Aim: Copy each line that contains the word "normas".

▼▼▼

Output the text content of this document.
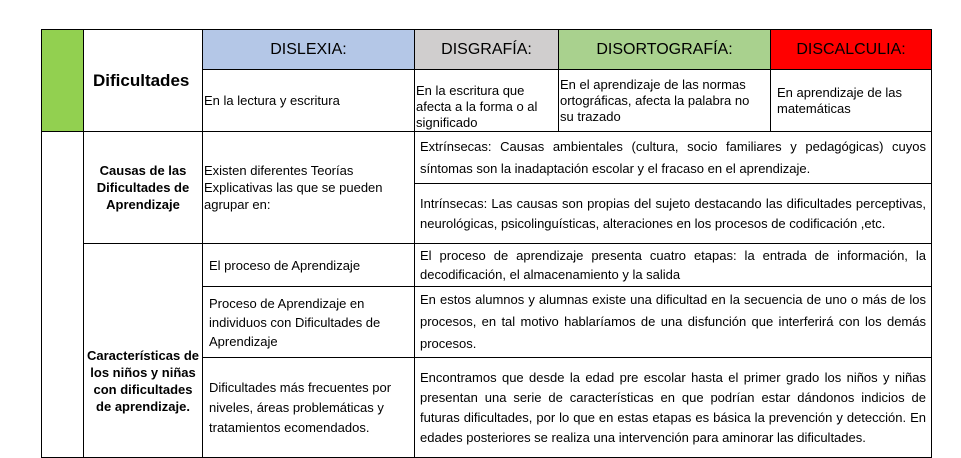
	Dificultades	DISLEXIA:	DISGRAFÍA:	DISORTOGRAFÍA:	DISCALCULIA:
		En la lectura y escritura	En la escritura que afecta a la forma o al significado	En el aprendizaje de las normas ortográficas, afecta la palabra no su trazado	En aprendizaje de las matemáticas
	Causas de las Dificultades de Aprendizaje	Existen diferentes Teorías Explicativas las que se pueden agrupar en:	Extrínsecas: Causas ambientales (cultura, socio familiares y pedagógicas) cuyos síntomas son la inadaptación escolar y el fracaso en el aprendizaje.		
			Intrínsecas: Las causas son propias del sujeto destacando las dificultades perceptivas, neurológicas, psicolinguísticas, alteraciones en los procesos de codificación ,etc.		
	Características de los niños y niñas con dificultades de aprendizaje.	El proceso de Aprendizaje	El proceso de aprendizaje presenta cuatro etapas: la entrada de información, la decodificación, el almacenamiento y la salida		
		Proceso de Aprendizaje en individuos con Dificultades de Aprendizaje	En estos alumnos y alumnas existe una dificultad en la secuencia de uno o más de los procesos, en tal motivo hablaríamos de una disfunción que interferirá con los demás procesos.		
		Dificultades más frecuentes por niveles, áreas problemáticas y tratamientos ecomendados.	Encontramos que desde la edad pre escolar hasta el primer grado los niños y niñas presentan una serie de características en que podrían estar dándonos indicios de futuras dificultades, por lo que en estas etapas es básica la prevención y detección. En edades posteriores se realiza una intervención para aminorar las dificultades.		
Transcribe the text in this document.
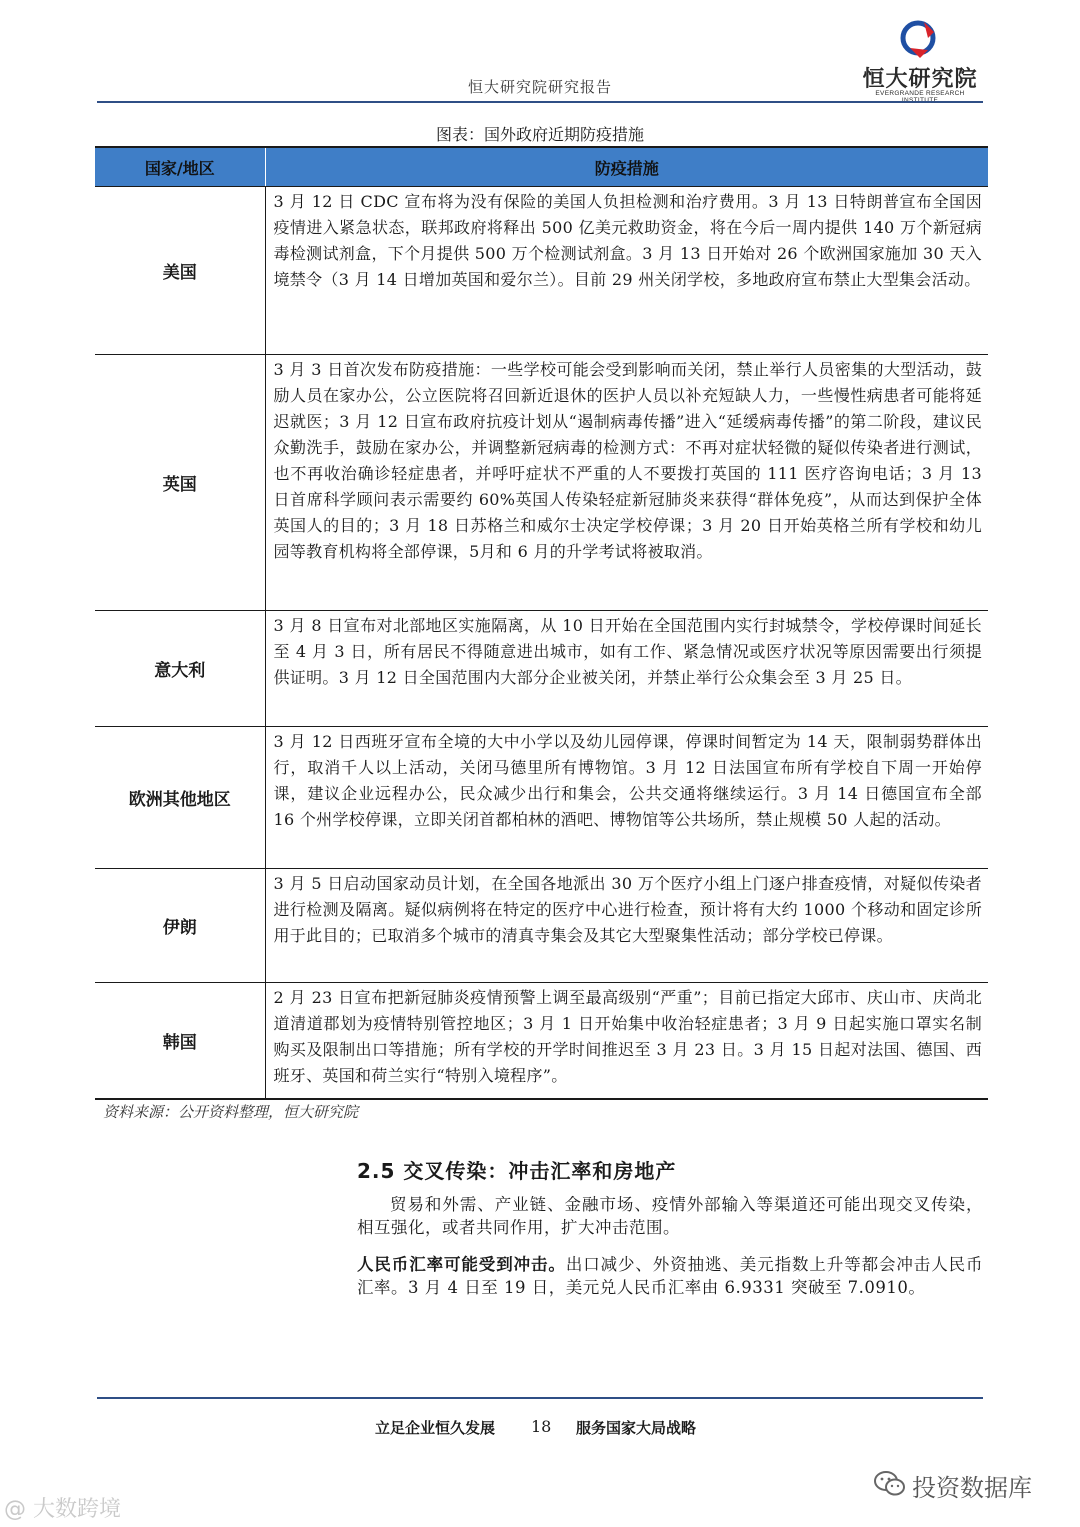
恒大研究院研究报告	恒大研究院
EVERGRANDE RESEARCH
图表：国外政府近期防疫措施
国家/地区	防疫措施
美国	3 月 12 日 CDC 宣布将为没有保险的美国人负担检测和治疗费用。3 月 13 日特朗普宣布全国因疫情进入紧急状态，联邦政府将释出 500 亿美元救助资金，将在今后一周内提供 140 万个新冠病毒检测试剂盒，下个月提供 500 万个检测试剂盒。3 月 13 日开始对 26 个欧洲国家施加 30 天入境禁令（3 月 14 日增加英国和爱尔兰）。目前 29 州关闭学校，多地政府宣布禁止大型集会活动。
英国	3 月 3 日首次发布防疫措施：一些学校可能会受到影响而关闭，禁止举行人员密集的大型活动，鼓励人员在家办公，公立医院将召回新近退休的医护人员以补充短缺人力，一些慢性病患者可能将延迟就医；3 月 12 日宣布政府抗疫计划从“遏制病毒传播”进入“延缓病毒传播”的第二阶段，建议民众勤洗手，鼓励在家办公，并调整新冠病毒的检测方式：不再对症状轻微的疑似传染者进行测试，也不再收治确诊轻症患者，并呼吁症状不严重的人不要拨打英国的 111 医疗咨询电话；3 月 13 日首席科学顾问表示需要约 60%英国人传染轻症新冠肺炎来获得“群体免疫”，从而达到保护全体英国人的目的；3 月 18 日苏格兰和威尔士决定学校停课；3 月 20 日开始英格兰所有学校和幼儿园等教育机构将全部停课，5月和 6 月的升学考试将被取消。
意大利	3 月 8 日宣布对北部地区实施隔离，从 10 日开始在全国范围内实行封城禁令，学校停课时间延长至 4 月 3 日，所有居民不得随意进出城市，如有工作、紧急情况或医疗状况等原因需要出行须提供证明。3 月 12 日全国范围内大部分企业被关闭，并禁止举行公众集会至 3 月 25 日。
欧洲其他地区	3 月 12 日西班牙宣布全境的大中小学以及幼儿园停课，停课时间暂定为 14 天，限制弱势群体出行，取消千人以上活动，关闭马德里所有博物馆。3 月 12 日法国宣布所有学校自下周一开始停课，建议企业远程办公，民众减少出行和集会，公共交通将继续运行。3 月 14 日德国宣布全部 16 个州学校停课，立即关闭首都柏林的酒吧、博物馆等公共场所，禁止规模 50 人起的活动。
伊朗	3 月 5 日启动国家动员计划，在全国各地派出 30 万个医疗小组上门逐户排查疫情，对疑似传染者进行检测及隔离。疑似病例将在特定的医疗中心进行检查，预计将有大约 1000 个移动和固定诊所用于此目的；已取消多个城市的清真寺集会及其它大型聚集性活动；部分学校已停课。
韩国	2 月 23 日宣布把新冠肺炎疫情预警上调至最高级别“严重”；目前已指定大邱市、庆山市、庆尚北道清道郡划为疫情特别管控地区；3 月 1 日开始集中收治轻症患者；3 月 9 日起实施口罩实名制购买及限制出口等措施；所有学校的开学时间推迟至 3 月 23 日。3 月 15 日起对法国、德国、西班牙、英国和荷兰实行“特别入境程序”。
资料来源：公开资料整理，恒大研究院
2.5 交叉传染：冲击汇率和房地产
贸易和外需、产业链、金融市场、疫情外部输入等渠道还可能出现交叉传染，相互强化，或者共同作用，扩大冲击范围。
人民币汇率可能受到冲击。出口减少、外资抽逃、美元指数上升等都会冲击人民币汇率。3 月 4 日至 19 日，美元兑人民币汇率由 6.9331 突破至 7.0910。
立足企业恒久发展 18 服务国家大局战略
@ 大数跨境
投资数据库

▲▲▲
▼▼▼

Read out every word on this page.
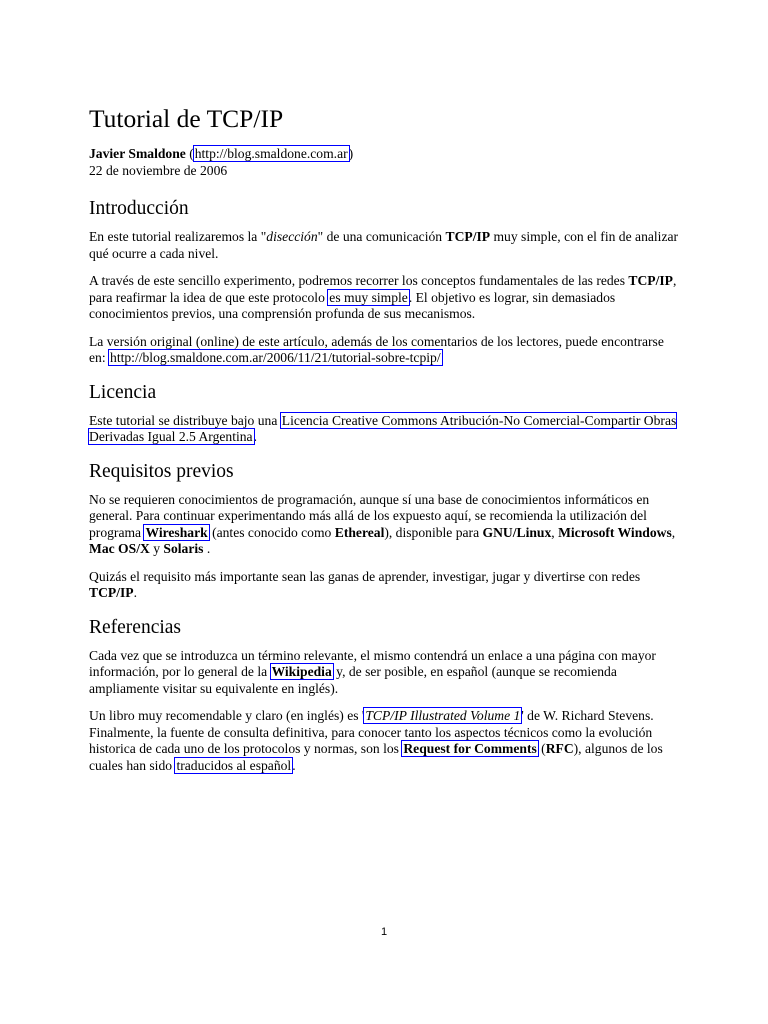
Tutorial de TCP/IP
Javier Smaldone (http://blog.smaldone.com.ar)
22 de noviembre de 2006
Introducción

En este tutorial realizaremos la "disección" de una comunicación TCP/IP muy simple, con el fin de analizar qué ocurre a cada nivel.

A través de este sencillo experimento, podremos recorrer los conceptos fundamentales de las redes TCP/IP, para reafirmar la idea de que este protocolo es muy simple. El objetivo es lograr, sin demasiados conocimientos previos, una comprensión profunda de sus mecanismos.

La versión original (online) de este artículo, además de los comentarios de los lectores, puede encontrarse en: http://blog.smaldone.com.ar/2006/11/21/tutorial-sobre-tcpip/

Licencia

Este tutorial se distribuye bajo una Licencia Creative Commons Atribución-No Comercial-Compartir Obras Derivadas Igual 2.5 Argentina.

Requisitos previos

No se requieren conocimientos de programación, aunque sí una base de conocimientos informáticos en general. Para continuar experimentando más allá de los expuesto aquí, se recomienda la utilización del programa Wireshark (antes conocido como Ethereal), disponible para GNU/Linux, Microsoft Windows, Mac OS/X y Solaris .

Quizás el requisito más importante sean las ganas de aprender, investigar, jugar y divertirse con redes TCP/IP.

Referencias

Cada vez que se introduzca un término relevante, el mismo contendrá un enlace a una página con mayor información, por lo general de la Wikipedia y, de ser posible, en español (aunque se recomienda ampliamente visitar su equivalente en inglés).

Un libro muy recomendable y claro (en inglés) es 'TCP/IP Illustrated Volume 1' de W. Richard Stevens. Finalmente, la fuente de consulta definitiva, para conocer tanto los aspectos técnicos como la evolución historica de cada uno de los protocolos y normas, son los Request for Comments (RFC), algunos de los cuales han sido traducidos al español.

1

▲▲▲

Complete response:
		En la lectura y escritura	En la escritura que afecta a la forma o al significado	En el aprendizaje de las normas ortográficas, afecta la palabra no su trazado	En aprendizaje de las matemáticas
Un libro muy recomendable y claro (en inglés) es 'TCP/IP Illustrated Volume 1' de W. Richard Stevens. Finalmente, la fuente de consulta definitiva, para conocer tanto los aspectos técnicos como la evolución historica de cada uno de los protocolos y normas, son los Request for Comments (RFC), algunos de los cuales han sido traducidos al español.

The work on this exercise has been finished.